Telemedicina per la pediatria

Di Alessandro Misson – Redazione 115

Screening dell’autismo, Abruzzo pioniere con la telemedicina.

Rinnovato l’accordo tra la Sanità regionale e i pediatri di libera scelta per il governo clinico. Grazie all’applicazione Pediatotem accorciati i tempi di diagnosi da 69 a 18 mesi.

La Regione Abruzzo ha appena rinnovato il patto con i pediatri di libera scelta per il “governo clinico” finalizzato allo screening precoce dei disturbi neuropsichiatrici dell’età infantile. Grazie a questo accordo e alla scelta di puntare sulla telemedicina, in pochi anni lo screening ha avuto un impulso tale da ridurre i tempi della prima diagnosi da 69 a 18 mesi a tutto vantaggio del piccolo paziente, delle famiglie e del pediatra, soprattutto nel periodo pandemico, che ha generato un’emergenza sul fronte delle cure e allo stesso tempo ha allontanato le famiglie dal rapporto costante con il medico. 

“La Regione Abruzzo ha sempre posto una giusta attenzione alla problematica dell’autismo e soprattutto a come gestire questa patologia – ha dichiarato l’assessore regionale alla salute Nicoletta Verì – L’intervento precoce è fondamentale, e la pandemia ha rafforzato la nostra convinzione sull’impiego della tecnologia della telemedicina”

- **Voci elencate**:

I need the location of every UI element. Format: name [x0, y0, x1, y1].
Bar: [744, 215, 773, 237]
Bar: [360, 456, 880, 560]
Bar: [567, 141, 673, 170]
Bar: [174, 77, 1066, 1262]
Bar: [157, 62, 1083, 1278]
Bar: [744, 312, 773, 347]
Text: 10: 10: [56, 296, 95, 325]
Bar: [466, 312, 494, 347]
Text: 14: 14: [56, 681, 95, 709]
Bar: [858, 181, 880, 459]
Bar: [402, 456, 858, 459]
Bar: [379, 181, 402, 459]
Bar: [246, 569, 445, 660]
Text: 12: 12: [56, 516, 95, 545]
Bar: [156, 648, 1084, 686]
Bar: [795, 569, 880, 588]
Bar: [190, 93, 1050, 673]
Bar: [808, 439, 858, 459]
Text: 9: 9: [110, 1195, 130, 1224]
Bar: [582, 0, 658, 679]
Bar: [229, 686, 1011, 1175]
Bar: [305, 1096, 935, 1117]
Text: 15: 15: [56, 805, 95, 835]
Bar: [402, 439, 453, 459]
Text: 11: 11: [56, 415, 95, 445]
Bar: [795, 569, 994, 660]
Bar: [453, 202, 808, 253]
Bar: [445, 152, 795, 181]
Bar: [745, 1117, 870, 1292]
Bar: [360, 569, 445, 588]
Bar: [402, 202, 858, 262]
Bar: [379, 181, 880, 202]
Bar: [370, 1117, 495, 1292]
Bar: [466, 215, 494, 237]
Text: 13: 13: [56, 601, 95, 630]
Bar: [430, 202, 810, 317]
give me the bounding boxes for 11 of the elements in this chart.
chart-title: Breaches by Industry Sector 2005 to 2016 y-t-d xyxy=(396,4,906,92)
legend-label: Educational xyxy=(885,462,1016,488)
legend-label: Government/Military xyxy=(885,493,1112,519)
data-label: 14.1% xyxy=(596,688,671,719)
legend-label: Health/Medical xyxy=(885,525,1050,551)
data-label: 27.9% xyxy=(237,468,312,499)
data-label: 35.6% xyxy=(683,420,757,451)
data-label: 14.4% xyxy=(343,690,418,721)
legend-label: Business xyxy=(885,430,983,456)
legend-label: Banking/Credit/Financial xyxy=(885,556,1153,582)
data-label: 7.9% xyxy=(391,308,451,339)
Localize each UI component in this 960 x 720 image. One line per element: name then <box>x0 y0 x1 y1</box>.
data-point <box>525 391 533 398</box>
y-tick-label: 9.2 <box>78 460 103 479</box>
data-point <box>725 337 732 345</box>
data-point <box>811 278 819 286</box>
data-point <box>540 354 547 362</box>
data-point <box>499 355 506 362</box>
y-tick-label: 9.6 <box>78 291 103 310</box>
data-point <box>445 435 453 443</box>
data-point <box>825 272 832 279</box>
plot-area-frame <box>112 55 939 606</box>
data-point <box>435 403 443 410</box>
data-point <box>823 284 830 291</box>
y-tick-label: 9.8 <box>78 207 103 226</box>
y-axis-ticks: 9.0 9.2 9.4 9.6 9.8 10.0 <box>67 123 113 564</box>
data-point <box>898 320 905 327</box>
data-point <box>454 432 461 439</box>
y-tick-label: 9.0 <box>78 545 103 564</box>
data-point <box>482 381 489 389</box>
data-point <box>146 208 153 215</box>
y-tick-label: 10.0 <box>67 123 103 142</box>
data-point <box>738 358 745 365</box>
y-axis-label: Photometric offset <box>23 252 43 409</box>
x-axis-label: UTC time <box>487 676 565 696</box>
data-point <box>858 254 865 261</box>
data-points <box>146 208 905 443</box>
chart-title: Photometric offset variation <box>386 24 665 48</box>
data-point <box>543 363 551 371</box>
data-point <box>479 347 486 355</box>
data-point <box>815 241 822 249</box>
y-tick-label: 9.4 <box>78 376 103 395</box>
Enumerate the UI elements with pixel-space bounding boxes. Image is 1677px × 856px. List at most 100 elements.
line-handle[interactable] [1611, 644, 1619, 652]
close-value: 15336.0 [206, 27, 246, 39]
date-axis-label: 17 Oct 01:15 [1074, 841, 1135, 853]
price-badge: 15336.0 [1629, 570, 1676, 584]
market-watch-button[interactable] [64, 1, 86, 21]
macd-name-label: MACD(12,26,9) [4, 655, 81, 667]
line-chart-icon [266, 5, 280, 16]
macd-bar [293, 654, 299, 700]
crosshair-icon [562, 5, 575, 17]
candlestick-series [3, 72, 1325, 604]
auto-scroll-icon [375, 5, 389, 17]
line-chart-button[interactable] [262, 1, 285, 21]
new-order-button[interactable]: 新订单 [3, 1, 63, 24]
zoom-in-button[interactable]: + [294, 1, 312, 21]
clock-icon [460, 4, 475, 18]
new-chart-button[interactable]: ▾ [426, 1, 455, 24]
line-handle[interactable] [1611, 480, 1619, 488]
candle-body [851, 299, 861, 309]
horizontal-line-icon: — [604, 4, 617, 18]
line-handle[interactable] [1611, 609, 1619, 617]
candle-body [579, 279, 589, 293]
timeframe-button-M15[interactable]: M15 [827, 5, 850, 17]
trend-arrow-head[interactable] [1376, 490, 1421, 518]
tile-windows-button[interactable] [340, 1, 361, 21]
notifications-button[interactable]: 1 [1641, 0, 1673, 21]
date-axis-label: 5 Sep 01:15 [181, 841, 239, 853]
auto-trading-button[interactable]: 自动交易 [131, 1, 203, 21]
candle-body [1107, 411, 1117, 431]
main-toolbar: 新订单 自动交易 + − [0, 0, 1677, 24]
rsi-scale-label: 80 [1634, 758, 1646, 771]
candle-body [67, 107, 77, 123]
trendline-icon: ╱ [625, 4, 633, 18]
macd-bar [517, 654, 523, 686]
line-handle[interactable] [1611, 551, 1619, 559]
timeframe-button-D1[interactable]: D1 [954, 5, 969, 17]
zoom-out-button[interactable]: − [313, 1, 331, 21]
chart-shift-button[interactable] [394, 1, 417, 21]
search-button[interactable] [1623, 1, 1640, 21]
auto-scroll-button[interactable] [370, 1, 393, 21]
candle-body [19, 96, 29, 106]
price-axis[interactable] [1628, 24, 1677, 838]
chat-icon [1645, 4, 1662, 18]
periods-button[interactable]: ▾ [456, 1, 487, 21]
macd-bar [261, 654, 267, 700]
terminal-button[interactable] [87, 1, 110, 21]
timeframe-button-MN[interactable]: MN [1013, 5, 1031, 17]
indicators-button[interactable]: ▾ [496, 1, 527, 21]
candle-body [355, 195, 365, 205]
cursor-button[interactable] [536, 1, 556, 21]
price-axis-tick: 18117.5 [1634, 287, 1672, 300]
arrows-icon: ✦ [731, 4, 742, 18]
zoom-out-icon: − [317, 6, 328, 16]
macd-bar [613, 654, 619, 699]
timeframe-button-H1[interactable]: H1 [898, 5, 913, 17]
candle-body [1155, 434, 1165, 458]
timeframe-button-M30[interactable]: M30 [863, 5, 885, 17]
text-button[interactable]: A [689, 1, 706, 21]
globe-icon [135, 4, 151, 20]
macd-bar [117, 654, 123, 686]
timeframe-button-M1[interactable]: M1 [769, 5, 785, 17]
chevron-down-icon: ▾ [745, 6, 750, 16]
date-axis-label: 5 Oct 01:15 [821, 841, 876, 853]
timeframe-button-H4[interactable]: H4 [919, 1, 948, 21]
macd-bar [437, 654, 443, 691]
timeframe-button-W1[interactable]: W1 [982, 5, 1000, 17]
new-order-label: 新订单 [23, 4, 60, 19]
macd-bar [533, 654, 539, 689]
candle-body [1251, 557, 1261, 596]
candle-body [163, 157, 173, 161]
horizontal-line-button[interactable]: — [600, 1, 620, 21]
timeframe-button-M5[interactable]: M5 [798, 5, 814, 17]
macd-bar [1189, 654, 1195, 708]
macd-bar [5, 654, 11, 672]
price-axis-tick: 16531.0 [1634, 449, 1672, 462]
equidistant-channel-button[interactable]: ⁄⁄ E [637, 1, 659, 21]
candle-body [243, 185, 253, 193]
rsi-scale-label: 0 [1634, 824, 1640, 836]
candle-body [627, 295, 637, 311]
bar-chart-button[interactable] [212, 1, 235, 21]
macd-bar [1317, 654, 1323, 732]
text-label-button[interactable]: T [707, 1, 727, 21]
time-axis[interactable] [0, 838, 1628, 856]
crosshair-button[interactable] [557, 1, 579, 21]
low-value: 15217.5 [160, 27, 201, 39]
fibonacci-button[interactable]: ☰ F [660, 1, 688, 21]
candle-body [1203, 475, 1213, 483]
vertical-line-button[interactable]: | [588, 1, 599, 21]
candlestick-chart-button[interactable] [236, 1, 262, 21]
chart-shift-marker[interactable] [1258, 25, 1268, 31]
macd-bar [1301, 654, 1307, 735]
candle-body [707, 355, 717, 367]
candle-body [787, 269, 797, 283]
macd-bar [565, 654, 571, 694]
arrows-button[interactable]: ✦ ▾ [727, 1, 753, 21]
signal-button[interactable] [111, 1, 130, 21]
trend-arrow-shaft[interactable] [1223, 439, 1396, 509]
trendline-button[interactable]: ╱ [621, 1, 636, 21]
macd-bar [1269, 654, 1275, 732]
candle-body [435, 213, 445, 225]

- **Consegna**:
Prosegui l'articolo sullo screening dell'autismo in Abruzzo con la telemedicina, riprendendo subito dopo l'ultima frase riportata.

- **Svolgimento**:
Lo screening dell’autismo

Nonostante gli ostacoli causati dal Covid-19, nel 2022 l’Abruzzo ha deciso di confermare il governo clinico dello screening precoce dell’autismo attraverso l’utilizzo di un’applicazione che ha già permesso di migliorare la connessione medico/paziente attraverso la tecnologia. Pediatotem è infatti una soluzione scelta da un pediatra su quattro in Italia, con più di un milione e mezzo di pazienti connessi. Tramite questa App, Regione e pediatri di libera scelta hanno somministrato alle famiglie il questionario M-Chat, ricevendo risposte in tempi estremamente più rapidi ed esaustivi a livello epidemiologico, con la possibilità di avviare anche lo screening di secondo livello per fornire cure più efficaci ai piccoli pazienti e migliore l’assistenza alle famiglie.

“Lo screening M-Chat attraverso un’applicazione di telemedicina è diventato un “gold standard” grazie alla pioneristica esperienza abruzzese – ha dichiarato il pediatra di libera scelta Umberto Muzii, segretario della Confederazione Italiana Pediatri della regione Abruzzo – Il sistema abruzzese ha già dato ampia dimostrazione di poter essere ulteriormente implementato per ciò che concerne lo screening specialistico di secondo livello, affidando all’applicazione Pediatotem la gestione del rapporto paziente/genitori/medico”.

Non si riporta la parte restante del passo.